Directions for this task
Your reply should be one number: the count of lines holding the word "secara".

========

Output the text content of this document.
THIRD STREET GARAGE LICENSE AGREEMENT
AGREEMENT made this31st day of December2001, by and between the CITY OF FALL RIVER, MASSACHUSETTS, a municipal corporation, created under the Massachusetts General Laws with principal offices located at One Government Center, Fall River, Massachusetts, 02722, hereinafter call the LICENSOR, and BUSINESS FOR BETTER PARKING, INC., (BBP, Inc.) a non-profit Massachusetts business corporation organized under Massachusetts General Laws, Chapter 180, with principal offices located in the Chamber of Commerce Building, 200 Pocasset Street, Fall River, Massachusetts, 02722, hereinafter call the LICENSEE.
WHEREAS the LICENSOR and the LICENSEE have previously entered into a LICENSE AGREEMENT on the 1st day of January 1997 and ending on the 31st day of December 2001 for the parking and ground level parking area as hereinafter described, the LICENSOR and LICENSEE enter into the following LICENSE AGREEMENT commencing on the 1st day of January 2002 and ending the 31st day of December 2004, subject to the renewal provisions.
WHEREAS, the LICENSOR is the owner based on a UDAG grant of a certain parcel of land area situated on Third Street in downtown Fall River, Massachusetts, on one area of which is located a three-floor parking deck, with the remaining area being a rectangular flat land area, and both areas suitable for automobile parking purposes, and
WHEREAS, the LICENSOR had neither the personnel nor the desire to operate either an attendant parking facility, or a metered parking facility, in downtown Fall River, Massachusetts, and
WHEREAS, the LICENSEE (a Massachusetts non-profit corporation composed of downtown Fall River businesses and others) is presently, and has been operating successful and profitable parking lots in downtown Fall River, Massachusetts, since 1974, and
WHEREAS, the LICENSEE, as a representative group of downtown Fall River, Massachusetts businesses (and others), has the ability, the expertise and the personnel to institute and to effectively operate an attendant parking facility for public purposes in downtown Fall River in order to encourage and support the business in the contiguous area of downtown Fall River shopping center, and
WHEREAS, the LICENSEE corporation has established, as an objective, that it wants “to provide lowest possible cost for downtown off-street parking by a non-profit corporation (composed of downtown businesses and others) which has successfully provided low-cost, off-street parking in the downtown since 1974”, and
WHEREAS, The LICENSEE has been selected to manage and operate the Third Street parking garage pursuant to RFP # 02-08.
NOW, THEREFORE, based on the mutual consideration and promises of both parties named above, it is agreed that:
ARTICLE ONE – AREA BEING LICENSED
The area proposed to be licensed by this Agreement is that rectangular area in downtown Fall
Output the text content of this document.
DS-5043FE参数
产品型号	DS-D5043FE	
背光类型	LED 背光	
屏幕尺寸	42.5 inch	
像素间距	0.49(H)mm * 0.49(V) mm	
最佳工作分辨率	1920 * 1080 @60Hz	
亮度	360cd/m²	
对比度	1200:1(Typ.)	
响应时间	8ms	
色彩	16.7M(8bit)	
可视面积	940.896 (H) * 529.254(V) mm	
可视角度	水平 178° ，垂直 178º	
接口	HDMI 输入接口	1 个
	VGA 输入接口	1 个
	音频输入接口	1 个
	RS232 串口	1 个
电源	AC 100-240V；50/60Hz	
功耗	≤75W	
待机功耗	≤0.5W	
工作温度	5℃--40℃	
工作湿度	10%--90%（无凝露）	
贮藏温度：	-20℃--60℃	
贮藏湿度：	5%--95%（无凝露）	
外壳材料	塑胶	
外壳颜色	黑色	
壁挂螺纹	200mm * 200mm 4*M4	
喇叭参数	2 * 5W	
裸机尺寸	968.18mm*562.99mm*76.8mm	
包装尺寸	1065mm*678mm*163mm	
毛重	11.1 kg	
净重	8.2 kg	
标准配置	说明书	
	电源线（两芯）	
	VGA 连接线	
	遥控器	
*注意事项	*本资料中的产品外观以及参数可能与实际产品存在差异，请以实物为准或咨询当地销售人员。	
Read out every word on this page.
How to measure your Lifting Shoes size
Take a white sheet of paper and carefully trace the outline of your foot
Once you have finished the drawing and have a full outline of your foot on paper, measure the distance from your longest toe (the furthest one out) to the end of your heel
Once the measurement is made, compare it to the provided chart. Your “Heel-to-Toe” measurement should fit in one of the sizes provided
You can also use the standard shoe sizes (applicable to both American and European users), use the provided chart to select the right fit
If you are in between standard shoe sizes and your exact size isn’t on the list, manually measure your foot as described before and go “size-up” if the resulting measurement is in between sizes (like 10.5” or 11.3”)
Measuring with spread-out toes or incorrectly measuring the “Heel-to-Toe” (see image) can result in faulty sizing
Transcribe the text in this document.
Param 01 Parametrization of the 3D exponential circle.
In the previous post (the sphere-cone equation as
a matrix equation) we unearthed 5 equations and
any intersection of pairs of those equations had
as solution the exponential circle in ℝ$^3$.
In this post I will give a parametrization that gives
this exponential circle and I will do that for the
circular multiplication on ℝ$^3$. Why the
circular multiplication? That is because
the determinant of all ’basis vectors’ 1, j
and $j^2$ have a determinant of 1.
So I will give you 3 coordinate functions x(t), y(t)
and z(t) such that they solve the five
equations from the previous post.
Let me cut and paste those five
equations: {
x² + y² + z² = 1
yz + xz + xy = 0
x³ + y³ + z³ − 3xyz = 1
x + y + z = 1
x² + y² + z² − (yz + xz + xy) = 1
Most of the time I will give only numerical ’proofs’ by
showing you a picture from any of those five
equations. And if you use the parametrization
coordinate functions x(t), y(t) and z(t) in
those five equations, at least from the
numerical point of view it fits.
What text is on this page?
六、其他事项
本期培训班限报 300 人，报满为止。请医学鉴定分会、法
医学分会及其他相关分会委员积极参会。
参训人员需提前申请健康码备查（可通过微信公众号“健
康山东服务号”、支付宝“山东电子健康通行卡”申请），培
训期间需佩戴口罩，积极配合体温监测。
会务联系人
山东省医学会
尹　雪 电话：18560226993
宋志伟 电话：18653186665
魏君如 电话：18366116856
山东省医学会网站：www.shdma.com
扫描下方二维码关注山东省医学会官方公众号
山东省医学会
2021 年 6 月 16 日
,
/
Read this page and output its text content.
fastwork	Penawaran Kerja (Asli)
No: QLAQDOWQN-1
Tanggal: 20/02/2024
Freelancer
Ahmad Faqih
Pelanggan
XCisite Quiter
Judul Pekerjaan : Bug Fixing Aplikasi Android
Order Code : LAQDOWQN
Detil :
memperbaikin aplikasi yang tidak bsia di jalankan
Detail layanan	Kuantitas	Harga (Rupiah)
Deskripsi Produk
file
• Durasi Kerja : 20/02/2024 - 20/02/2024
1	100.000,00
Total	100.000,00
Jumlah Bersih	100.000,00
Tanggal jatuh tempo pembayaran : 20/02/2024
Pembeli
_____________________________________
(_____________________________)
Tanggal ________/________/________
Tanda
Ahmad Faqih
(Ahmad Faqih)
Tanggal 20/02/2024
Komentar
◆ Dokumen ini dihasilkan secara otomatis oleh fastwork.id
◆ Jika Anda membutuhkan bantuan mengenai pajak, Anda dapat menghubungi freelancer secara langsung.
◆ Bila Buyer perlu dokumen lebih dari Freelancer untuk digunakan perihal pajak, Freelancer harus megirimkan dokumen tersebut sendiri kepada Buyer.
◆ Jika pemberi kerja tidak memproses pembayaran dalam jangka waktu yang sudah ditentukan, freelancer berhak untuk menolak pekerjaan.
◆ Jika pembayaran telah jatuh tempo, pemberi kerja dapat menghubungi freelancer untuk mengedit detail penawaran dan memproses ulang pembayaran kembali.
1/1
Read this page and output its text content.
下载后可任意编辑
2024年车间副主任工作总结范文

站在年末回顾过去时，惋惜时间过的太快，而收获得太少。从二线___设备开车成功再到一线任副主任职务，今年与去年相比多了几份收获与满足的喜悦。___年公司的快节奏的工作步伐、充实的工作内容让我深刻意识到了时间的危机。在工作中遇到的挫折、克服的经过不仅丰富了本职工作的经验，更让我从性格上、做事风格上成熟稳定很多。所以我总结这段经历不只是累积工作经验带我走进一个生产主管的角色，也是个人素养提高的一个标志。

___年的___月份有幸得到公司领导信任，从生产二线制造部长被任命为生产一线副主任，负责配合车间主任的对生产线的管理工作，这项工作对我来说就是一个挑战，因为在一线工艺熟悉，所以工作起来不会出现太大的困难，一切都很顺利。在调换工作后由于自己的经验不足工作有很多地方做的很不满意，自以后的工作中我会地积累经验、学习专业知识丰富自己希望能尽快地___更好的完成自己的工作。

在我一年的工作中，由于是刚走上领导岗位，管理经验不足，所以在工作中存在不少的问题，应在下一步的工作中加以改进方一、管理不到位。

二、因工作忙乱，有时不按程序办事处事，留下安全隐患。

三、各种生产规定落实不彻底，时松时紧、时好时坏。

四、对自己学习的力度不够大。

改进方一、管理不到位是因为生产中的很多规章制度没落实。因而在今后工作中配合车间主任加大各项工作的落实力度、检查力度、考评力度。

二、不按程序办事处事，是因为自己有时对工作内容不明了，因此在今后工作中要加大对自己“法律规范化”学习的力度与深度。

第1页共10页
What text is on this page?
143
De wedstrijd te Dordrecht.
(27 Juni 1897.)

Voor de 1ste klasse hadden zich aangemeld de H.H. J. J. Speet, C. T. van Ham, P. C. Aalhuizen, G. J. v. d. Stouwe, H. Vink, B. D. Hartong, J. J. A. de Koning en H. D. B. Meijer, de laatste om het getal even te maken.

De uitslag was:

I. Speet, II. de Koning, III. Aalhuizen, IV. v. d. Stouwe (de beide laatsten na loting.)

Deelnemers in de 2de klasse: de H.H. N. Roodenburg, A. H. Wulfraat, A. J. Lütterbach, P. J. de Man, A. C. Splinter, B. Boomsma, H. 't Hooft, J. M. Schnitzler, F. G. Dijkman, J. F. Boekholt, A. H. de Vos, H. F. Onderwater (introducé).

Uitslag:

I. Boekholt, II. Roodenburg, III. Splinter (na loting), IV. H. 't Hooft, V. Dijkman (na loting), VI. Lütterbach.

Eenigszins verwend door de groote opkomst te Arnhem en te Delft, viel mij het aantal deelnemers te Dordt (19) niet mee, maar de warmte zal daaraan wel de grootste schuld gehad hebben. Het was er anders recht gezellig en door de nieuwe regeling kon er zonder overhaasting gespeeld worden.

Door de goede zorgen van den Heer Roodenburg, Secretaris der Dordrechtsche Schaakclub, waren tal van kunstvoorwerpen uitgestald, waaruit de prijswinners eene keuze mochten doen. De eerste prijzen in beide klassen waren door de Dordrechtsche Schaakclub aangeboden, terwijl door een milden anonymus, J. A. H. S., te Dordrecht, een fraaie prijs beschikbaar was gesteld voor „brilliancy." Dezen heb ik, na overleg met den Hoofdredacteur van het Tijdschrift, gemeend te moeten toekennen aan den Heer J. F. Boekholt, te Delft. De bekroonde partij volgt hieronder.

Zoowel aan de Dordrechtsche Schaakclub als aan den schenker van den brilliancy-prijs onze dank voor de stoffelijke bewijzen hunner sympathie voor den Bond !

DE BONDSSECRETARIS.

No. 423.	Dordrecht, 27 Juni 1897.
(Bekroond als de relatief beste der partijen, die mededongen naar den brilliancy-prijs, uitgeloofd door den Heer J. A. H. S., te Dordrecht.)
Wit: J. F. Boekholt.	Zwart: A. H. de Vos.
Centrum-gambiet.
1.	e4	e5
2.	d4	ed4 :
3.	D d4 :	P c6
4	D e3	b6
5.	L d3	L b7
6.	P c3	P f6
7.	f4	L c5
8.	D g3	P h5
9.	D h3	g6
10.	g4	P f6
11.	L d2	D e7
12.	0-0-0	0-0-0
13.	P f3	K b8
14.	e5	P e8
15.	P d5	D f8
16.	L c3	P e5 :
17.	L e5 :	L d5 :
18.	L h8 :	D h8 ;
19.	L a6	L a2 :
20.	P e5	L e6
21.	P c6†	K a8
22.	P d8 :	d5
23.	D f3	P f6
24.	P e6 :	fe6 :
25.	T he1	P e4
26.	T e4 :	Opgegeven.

========

Solution to the exercise
2